RAW RECORDS >>
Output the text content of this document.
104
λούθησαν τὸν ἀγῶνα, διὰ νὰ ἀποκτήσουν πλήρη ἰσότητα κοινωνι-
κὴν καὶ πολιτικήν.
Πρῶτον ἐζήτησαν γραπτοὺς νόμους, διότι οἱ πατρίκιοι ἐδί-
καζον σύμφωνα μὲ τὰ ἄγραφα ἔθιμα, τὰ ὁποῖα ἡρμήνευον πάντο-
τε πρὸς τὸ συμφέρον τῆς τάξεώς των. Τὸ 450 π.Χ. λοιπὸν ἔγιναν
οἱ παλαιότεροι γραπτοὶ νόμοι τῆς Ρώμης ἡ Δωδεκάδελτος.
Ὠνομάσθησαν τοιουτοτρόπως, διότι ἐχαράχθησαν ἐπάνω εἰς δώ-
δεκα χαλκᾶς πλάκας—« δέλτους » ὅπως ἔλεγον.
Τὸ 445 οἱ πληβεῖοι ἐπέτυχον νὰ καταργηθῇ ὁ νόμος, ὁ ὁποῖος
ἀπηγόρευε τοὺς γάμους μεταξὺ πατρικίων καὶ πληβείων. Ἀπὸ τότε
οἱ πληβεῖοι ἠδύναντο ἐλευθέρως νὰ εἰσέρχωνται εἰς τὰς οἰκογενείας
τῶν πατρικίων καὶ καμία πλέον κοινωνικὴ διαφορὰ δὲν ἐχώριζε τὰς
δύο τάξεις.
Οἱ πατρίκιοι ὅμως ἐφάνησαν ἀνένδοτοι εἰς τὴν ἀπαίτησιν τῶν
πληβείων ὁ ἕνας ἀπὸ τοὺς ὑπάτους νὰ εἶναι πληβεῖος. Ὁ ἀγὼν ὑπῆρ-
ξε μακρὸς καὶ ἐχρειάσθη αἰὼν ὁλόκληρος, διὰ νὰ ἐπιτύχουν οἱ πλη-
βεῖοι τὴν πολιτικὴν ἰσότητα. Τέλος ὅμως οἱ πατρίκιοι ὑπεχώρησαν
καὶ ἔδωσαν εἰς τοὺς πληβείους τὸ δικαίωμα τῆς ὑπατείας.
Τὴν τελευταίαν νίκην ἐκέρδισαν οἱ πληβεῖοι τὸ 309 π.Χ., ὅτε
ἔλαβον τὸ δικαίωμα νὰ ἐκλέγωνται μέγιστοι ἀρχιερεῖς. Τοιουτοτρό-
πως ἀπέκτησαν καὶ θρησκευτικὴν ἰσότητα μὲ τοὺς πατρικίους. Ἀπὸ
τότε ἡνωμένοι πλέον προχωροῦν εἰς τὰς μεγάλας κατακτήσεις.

---

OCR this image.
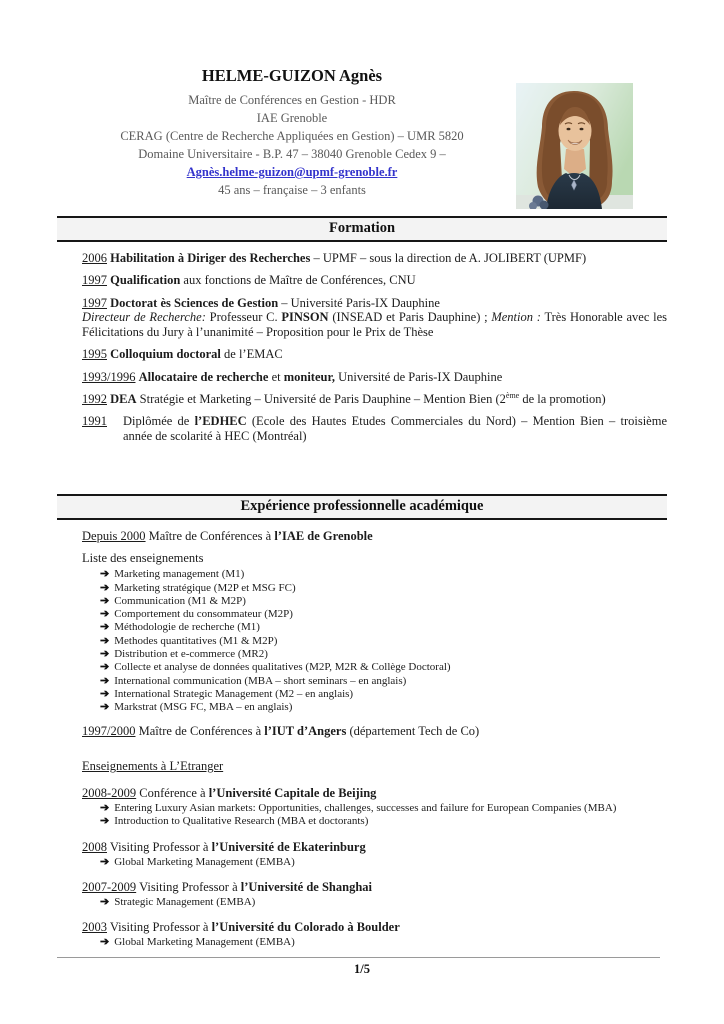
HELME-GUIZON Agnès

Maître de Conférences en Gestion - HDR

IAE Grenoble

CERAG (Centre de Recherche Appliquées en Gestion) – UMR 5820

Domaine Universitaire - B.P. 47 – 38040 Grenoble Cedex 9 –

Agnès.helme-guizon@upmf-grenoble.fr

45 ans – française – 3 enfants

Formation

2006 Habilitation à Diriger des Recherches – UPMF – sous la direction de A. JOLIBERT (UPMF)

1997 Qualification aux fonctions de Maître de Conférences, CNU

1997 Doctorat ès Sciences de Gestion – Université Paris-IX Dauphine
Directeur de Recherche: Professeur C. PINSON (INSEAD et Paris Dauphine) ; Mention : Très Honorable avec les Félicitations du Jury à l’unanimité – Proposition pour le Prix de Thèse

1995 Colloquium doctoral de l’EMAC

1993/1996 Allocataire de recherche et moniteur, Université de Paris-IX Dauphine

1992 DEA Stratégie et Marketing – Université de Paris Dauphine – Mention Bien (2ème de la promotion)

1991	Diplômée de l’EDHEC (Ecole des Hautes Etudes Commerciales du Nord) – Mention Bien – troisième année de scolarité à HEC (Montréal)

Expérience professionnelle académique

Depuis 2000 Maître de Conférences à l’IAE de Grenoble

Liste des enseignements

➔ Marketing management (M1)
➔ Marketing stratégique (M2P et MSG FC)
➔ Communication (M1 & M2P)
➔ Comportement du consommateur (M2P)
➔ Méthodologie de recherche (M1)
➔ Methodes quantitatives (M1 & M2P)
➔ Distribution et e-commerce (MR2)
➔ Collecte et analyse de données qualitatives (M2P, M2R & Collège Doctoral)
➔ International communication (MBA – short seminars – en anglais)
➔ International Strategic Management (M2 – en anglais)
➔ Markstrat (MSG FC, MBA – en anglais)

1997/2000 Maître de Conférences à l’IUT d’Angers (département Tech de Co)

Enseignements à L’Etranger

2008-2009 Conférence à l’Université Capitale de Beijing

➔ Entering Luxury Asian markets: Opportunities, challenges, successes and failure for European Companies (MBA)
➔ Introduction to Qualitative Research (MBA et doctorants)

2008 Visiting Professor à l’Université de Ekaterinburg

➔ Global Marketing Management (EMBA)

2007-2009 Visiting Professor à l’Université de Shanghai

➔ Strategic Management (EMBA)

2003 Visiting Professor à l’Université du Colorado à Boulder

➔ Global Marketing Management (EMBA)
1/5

--

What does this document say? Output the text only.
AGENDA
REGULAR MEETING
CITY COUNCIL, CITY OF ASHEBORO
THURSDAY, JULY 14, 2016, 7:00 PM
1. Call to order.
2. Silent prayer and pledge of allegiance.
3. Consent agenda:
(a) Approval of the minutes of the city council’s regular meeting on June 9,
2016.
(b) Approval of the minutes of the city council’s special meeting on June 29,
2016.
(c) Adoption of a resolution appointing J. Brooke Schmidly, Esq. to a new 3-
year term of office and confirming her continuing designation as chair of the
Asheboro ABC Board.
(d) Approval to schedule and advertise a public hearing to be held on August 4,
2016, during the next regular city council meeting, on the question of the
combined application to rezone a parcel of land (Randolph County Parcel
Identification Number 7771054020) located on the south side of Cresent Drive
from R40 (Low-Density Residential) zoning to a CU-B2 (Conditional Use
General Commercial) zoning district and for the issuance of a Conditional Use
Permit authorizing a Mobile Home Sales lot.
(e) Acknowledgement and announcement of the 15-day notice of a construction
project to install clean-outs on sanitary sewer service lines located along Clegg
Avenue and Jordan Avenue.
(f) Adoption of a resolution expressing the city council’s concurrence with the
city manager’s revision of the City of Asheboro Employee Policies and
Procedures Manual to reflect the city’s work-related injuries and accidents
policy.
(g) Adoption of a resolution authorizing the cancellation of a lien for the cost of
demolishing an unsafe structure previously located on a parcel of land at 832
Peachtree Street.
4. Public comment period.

REQUEST >>
Output nothing but the number of lines in the data containing the string "Visiting".

RESULT OF THIS EXERCISE >>
3